# AIM
Output every line below exactly.

# INFORMATION PROVIDED
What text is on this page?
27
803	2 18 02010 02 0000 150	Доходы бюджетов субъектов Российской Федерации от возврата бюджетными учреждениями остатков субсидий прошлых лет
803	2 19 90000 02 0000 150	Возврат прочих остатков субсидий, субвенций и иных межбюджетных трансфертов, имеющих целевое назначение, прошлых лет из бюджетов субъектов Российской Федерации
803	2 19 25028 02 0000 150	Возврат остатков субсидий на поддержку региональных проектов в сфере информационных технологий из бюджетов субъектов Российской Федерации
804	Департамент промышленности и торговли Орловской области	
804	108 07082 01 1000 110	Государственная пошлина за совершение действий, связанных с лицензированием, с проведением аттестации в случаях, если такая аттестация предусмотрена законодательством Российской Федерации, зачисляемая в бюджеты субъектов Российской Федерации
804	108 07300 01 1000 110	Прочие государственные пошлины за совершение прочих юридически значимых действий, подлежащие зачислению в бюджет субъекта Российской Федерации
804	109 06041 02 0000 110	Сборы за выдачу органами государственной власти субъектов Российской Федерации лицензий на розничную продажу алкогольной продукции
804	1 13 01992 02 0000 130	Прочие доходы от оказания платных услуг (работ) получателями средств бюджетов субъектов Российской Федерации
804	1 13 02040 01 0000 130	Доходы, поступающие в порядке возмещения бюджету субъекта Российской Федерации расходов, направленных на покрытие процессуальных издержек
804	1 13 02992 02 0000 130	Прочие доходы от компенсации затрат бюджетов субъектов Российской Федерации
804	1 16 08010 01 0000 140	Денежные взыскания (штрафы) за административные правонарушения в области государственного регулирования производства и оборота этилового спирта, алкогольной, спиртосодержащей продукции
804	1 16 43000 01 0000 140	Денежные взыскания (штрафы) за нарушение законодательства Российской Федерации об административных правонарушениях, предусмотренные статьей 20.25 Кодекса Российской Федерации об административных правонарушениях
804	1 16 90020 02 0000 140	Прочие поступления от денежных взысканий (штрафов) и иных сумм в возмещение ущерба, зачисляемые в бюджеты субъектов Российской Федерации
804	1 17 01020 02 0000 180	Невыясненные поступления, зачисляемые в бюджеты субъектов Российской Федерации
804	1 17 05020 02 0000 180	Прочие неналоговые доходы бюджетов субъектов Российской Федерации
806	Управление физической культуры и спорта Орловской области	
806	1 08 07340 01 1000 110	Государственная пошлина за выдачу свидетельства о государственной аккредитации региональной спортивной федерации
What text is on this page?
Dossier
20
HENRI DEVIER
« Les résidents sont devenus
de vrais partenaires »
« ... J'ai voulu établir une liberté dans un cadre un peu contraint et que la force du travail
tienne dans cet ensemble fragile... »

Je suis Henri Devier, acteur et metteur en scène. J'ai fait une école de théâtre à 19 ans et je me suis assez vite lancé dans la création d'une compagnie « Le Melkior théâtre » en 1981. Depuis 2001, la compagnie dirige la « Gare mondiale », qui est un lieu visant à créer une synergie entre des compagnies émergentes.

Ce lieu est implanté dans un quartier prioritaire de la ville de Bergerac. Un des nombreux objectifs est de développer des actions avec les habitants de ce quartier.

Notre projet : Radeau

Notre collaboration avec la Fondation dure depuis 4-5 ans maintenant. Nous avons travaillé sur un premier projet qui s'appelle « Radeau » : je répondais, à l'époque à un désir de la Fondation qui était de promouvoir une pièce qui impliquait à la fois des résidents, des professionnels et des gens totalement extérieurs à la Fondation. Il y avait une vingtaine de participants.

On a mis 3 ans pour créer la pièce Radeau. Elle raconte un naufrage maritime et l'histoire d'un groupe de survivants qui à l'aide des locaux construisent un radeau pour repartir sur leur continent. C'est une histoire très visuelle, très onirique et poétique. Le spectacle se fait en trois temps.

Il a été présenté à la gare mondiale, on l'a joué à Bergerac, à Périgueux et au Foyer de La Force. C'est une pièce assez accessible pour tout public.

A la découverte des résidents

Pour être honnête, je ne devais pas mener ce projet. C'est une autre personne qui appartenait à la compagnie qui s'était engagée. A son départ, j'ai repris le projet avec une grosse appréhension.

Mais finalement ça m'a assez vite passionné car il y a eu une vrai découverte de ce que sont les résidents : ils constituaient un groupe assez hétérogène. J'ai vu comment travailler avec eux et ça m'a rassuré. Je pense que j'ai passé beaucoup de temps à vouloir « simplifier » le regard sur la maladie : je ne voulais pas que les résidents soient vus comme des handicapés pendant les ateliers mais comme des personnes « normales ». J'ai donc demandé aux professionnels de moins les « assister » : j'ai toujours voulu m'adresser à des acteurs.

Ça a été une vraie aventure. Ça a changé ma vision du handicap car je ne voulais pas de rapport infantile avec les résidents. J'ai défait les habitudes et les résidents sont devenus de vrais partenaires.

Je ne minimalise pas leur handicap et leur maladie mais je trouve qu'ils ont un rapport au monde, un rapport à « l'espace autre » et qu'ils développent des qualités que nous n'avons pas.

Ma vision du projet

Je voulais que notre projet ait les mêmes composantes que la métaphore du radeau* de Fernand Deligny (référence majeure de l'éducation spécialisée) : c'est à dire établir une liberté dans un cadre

# ANSWER TO THIS TASK
What text is on this page?
27
803	2 18 02010 02 0000 150	Доходы бюджетов субъектов Российской Федерации от возврата бюджетными учреждениями остатков субсидий прошлых лет
803	2 19 90000 02 0000 150	Возврат прочих остатков субсидий, субвенций и иных межбюджетных трансфертов, имеющих целевое назначение, прошлых лет из бюджетов субъектов Российской Федерации
803	2 19 25028 02 0000 150	Возврат остатков субсидий на поддержку региональных проектов в сфере информационных технологий из бюджетов субъектов Российской Федерации
804	Департамент промышленности и торговли Орловской области	
804	108 07082 01 1000 110	Государственная пошлина за совершение действий, связанных с лицензированием, с проведением аттестации в случаях, если такая аттестация предусмотрена законодательством Российской Федерации, зачисляемая в бюджеты субъектов Российской Федерации
804	108 07300 01 1000 110	Прочие государственные пошлины за совершение прочих юридически значимых действий, подлежащие зачислению в бюджет субъекта Российской Федерации
804	109 06041 02 0000 110	Сборы за выдачу органами государственной власти субъектов Российской Федерации лицензий на розничную продажу алкогольной продукции
804	1 13 01992 02 0000 130	Прочие доходы от оказания платных услуг (работ) получателями средств бюджетов субъектов Российской Федерации
804	1 13 02040 01 0000 130	Доходы, поступающие в порядке возмещения бюджету субъекта Российской Федерации расходов, направленных на покрытие процессуальных издержек
804	1 13 02992 02 0000 130	Прочие доходы от компенсации затрат бюджетов субъектов Российской Федерации
804	1 16 08010 01 0000 140	Денежные взыскания (штрафы) за административные правонарушения в области государственного регулирования производства и оборота этилового спирта, алкогольной, спиртосодержащей продукции
804	1 16 43000 01 0000 140	Денежные взыскания (штрафы) за нарушение законодательства Российской Федерации об административных правонарушениях, предусмотренные статьей 20.25 Кодекса Российской Федерации об административных правонарушениях
804	1 16 90020 02 0000 140	Прочие поступления от денежных взысканий (штрафов) и иных сумм в возмещение ущерба, зачисляемые в бюджеты субъектов Российской Федерации
804	1 17 01020 02 0000 180	Невыясненные поступления, зачисляемые в бюджеты субъектов Российской Федерации
804	1 17 05020 02 0000 180	Прочие неналоговые доходы бюджетов субъектов Российской Федерации
806	Управление физической культуры и спорта Орловской области	
806	1 08 07340 01 1000 110	Государственная пошлина за выдачу свидетельства о государственной аккредитации региональной спортивной федерации
What text is on this page?
Dossier
20
HENRI DEVIER
« Les résidents sont devenus
de vrais partenaires »
« ... J'ai voulu établir une liberté dans un cadre un peu contraint et que la force du travail
tienne dans cet ensemble fragile... »

Je suis Henri Devier, acteur et metteur en scène. J'ai fait une école de théâtre à 19 ans et je me suis assez vite lancé dans la création d'une compagnie « Le Melkior théâtre » en 1981. Depuis 2001, la compagnie dirige la « Gare mondiale », qui est un lieu visant à créer une synergie entre des compagnies émergentes.

Ce lieu est implanté dans un quartier prioritaire de la ville de Bergerac. Un des nombreux objectifs est de développer des actions avec les habitants de ce quartier.

Notre projet : Radeau

Notre collaboration avec la Fondation dure depuis 4-5 ans maintenant. Nous avons travaillé sur un premier projet qui s'appelle « Radeau » : je répondais, à l'époque à un désir de la Fondation qui était de promouvoir une pièce qui impliquait à la fois des résidents, des professionnels et des gens totalement extérieurs à la Fondation. Il y avait une vingtaine de participants.

On a mis 3 ans pour créer la pièce Radeau. Elle raconte un naufrage maritime et l'histoire d'un groupe de survivants qui à l'aide des locaux construisent un radeau pour repartir sur leur continent. C'est une histoire très visuelle, très onirique et poétique. Le spectacle se fait en trois temps.

Il a été présenté à la gare mondiale, on l'a joué à Bergerac, à Périgueux et au Foyer de La Force. C'est une pièce assez accessible pour tout public.

A la découverte des résidents

Pour être honnête, je ne devais pas mener ce projet. C'est une autre personne qui appartenait à la compagnie qui s'était engagée. A son départ, j'ai repris le projet avec une grosse appréhension.

Mais finalement ça m'a assez vite passionné car il y a eu une vrai découverte de ce que sont les résidents : ils constituaient un groupe assez hétérogène. J'ai vu comment travailler avec eux et ça m'a rassuré. Je pense que j'ai passé beaucoup de temps à vouloir « simplifier » le regard sur la maladie : je ne voulais pas que les résidents soient vus comme des handicapés pendant les ateliers mais comme des personnes « normales ». J'ai donc demandé aux professionnels de moins les « assister » : j'ai toujours voulu m'adresser à des acteurs.

Ça a été une vraie aventure. Ça a changé ma vision du handicap car je ne voulais pas de rapport infantile avec les résidents. J'ai défait les habitudes et les résidents sont devenus de vrais partenaires.

Je ne minimalise pas leur handicap et leur maladie mais je trouve qu'ils ont un rapport au monde, un rapport à « l'espace autre » et qu'ils développent des qualités que nous n'avons pas.

Ma vision du projet

Je voulais que notre projet ait les mêmes composantes que la métaphore du radeau* de Fernand Deligny (référence majeure de l'éducation spécialisée) : c'est à dire établir une liberté dans un cadre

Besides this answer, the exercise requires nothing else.